WHAT TO DO
Count the lines below that contain the word "dentro". Give only the number.

RECORDS FOR THIS TASK
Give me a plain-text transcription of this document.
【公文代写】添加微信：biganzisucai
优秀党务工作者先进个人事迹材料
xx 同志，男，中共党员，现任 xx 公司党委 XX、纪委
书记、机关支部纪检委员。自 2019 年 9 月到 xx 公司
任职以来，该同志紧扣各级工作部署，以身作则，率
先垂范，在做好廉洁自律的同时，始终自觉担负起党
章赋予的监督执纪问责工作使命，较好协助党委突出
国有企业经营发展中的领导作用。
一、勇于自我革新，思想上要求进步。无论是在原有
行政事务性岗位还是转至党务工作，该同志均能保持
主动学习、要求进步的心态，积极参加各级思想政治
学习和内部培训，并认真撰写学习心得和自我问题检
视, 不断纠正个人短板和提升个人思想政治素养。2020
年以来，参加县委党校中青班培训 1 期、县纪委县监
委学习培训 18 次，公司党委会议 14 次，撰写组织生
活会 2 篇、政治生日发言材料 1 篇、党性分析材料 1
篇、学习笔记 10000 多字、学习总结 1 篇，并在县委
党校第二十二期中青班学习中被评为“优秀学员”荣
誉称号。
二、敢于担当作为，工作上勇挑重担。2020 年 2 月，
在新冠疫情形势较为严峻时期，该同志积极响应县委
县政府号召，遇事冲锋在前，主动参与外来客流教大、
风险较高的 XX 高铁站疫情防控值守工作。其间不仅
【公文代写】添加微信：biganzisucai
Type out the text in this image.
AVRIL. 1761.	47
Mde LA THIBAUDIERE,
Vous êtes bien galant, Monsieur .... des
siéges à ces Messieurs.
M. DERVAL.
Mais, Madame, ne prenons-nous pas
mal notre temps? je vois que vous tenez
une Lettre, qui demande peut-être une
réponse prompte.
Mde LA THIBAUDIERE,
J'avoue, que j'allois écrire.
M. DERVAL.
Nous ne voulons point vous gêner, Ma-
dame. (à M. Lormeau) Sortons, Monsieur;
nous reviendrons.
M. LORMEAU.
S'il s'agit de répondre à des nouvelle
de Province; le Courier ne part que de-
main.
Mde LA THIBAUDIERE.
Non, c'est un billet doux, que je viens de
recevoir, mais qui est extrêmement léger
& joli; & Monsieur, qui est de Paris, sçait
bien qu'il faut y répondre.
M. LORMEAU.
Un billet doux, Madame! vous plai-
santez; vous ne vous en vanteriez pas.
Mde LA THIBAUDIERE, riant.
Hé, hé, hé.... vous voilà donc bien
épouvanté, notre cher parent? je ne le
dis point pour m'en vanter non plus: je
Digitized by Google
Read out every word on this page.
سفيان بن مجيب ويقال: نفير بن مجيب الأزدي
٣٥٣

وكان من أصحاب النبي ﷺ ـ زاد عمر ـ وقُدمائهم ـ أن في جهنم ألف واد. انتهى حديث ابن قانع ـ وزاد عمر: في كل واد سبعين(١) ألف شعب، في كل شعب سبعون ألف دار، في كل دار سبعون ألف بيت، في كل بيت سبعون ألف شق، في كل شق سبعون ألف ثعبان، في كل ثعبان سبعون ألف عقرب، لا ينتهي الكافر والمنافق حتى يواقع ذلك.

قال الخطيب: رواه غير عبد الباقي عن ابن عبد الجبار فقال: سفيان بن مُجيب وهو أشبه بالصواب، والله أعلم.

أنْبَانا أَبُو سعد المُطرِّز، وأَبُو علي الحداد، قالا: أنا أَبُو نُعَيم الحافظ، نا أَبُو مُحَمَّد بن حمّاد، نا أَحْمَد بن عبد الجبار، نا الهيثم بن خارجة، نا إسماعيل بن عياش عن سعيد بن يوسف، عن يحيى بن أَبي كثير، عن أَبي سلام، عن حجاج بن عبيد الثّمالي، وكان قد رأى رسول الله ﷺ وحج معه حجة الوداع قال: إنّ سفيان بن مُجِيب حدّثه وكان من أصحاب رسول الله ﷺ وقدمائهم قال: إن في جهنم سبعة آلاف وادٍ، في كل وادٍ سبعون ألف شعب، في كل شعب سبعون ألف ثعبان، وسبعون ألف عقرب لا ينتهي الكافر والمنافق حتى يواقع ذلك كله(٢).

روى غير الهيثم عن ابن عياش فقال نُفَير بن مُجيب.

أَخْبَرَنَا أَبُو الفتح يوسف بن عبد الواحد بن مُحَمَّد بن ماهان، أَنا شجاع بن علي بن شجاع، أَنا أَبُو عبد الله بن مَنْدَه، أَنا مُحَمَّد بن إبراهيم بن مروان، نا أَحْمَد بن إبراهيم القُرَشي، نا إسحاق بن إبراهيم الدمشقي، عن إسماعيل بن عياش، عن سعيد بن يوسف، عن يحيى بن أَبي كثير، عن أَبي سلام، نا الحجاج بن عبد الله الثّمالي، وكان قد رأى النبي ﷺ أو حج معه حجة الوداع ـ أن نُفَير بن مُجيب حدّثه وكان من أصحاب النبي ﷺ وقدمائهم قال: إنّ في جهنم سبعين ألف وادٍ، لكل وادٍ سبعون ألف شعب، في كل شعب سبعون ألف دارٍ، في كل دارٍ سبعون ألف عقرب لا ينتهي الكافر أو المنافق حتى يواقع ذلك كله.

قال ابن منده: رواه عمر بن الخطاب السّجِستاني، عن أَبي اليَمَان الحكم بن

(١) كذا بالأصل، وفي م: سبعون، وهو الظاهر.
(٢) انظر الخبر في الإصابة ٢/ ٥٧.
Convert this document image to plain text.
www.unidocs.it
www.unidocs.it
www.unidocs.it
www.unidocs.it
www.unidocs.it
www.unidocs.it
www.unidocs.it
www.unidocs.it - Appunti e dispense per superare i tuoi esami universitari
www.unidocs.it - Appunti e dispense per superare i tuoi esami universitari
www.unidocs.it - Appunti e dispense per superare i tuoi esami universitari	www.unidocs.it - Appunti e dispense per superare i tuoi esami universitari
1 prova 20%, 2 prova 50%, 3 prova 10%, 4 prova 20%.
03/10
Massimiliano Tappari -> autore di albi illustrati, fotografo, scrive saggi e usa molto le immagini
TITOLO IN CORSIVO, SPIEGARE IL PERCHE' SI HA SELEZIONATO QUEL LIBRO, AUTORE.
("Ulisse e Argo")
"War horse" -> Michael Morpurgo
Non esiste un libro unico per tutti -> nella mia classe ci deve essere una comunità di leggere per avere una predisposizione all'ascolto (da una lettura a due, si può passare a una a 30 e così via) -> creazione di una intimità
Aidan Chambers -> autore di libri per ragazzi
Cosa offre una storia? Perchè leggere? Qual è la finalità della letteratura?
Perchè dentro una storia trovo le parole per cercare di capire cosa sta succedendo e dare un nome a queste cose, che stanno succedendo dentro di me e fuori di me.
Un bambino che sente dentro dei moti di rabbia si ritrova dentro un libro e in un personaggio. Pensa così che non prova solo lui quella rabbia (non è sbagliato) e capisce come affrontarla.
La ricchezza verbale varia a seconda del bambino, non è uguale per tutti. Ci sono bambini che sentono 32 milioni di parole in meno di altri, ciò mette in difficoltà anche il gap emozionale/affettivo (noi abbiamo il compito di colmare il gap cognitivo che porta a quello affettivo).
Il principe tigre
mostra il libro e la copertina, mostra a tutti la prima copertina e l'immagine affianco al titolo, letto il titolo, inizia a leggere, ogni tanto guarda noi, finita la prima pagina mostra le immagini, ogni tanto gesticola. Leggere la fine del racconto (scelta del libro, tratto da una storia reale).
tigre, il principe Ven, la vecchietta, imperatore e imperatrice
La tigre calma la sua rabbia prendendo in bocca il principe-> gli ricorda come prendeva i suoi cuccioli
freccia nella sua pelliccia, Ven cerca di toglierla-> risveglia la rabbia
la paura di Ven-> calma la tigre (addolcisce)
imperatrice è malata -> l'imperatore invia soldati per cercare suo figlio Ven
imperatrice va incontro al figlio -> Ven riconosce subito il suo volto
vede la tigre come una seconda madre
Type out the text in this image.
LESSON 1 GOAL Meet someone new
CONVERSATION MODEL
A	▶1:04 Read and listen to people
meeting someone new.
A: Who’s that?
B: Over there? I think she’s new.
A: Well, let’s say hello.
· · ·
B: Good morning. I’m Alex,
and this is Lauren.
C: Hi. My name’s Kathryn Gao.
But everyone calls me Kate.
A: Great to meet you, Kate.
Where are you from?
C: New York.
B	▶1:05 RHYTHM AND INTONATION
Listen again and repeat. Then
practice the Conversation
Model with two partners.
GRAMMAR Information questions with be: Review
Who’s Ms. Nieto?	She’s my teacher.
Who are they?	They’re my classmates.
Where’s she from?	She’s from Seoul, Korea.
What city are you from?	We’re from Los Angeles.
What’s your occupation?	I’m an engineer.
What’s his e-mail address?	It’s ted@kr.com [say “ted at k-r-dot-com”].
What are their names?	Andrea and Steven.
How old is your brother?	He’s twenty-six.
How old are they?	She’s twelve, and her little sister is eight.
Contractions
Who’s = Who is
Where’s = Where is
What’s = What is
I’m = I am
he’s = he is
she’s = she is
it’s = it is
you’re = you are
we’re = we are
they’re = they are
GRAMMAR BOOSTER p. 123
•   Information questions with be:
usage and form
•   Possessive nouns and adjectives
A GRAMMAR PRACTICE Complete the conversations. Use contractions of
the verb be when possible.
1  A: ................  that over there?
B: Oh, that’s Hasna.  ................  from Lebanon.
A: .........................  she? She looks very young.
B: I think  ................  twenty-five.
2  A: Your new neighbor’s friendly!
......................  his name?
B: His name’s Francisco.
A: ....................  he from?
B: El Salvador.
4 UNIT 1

WRITTEN REPLY
2